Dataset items
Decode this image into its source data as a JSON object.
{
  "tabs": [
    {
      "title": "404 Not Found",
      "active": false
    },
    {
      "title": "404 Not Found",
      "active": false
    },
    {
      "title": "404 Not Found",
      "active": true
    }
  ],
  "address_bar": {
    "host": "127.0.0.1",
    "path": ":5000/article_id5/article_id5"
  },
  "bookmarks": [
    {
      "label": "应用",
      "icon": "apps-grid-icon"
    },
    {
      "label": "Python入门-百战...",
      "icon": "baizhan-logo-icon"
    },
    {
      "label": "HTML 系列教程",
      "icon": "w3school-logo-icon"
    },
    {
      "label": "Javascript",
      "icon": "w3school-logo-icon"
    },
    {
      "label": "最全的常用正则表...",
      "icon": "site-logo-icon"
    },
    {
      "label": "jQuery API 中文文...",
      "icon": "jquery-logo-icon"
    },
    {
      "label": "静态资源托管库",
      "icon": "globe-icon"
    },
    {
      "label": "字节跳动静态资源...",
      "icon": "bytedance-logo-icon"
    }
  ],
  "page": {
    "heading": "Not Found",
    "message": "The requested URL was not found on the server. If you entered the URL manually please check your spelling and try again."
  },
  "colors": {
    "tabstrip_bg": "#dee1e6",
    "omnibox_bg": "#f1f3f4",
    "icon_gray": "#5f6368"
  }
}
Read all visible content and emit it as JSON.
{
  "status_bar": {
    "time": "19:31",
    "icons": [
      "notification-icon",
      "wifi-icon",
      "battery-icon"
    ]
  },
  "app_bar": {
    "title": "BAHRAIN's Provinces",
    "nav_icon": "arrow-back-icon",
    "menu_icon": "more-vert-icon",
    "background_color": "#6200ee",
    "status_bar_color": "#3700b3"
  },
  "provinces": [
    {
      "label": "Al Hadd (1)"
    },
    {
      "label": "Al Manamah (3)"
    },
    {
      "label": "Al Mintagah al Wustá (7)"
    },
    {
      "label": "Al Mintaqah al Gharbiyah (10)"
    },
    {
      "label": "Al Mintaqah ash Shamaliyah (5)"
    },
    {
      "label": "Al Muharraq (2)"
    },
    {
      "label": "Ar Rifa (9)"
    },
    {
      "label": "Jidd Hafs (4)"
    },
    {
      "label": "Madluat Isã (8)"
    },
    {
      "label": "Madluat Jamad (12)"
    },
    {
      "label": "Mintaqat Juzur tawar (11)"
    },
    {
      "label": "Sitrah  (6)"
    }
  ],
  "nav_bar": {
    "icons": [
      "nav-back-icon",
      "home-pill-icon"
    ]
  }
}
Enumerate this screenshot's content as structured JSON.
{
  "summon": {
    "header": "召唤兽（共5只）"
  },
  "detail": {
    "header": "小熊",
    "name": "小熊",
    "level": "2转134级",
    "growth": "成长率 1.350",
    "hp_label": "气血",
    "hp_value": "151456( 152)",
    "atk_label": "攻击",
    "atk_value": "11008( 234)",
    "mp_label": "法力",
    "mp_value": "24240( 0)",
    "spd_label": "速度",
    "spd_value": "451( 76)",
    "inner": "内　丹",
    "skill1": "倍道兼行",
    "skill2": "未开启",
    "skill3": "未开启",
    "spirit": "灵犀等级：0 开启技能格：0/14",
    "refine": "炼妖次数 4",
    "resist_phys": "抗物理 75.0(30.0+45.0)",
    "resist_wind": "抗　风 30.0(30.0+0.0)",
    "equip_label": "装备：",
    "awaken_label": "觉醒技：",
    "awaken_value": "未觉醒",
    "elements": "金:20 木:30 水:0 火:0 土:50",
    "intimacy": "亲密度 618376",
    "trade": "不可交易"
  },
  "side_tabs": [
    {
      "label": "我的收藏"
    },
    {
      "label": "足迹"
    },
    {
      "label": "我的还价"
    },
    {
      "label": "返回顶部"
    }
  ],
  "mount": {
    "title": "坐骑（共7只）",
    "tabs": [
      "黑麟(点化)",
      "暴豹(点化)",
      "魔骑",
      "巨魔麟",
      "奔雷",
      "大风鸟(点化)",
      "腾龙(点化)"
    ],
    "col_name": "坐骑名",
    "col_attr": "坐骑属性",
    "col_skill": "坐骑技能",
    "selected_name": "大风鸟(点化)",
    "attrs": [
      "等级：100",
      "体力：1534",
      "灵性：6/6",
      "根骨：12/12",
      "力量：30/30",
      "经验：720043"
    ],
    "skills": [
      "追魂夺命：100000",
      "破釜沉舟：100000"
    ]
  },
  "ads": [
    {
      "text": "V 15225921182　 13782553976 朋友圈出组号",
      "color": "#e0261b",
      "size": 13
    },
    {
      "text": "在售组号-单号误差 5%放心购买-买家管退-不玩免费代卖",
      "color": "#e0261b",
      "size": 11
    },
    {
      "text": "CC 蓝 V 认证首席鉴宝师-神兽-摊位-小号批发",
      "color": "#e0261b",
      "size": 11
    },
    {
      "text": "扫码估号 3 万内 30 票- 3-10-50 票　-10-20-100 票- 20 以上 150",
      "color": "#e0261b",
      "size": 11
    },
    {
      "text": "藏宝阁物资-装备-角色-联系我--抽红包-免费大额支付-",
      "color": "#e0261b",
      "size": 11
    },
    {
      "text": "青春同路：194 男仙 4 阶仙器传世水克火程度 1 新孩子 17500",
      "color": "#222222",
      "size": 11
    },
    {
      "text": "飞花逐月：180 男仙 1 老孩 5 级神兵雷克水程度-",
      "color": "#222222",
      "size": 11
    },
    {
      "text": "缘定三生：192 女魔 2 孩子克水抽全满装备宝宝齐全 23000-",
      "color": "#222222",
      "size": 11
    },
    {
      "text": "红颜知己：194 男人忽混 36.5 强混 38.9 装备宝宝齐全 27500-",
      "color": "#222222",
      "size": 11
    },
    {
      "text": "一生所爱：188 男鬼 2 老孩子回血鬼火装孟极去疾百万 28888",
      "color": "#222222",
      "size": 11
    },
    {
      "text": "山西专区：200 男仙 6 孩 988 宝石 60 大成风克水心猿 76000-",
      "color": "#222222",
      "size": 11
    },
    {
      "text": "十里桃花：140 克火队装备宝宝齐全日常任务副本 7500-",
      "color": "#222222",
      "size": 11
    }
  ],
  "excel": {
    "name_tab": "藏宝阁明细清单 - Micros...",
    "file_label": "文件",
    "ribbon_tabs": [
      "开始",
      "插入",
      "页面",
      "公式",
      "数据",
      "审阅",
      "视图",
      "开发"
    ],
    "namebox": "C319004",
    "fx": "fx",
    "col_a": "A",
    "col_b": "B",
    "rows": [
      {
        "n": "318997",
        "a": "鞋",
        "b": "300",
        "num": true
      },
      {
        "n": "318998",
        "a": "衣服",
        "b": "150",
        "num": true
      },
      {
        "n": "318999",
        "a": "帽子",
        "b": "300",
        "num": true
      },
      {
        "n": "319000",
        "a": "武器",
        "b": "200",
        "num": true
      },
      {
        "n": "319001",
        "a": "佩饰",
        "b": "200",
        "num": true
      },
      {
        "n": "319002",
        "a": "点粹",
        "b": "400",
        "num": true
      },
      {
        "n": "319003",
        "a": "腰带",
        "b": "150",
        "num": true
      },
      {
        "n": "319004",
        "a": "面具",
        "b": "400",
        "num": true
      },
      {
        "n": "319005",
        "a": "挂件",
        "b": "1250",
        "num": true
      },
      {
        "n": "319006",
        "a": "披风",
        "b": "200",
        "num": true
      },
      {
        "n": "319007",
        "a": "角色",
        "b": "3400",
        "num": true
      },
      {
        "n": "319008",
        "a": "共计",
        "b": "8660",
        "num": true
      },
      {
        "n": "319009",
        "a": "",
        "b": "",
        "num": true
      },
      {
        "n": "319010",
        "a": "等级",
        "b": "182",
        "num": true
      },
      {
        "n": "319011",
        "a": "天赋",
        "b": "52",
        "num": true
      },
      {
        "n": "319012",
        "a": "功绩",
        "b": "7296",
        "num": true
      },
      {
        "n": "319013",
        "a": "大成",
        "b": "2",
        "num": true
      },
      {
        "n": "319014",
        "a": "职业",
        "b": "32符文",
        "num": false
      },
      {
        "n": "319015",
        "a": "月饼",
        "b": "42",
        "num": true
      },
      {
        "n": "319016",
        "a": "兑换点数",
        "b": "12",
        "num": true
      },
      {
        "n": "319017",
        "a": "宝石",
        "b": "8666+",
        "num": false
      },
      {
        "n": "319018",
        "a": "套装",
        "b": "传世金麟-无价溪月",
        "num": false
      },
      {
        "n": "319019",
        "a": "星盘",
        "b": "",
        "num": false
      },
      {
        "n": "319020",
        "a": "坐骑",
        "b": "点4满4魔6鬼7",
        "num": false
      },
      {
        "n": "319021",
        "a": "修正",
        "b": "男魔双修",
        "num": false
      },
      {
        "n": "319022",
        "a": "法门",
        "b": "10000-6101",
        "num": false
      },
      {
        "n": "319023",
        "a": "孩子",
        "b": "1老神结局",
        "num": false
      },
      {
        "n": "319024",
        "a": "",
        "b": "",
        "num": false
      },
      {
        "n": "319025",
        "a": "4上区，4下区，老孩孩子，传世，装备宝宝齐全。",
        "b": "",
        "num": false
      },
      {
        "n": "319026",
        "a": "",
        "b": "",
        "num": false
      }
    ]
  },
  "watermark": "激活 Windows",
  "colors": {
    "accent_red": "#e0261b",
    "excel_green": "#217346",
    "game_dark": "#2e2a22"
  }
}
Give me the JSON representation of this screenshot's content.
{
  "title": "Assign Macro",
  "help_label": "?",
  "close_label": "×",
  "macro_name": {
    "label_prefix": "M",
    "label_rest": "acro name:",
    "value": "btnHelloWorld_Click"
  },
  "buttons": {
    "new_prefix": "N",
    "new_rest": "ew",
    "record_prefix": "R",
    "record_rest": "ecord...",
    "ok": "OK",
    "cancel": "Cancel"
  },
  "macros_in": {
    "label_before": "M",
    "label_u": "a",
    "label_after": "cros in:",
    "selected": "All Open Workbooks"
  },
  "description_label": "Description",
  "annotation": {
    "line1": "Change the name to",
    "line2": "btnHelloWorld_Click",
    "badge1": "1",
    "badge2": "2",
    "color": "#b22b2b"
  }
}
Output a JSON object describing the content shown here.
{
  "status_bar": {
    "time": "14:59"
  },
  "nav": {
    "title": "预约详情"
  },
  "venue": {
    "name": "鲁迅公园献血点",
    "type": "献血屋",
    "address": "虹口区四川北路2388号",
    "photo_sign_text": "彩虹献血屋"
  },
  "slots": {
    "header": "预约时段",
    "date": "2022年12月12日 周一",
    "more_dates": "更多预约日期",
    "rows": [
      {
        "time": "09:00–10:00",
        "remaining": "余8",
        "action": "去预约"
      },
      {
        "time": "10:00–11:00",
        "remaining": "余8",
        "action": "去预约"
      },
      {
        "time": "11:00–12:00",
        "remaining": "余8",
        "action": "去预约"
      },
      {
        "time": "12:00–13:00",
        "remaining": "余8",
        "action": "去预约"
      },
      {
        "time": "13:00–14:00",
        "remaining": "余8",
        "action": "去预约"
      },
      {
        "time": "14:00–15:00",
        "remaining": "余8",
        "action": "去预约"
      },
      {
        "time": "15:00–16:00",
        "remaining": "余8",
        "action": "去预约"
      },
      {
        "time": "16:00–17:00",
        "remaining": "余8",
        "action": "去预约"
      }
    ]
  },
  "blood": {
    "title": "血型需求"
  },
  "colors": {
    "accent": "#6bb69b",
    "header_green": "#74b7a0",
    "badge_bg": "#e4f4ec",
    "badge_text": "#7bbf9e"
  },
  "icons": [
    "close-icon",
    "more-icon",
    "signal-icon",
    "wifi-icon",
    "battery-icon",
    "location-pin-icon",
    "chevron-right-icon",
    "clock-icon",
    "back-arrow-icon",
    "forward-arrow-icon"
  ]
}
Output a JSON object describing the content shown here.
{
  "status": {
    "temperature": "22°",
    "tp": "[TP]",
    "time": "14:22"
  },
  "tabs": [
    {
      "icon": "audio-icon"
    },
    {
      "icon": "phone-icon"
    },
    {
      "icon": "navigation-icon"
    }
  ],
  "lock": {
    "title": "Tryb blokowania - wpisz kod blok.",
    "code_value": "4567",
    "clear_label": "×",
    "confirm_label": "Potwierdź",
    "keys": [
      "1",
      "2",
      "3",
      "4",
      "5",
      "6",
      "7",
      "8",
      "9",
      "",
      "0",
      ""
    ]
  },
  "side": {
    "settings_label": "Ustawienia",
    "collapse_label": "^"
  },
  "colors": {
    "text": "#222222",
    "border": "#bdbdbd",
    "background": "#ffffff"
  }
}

The request
Lines containing the word "title" must all be returned from the material above.

Result below
      "title": "404 Not Found",
      "title": "404 Not Found",
      "title": "404 Not Found",
    "title": "BAHRAIN's Provinces",
    "title": "坐骑（共7只）",
  "title": "Assign Macro",
    "title": "预约详情"
    "title": "血型需求"
    "title": "Tryb blokowania - wpisz kod blok.",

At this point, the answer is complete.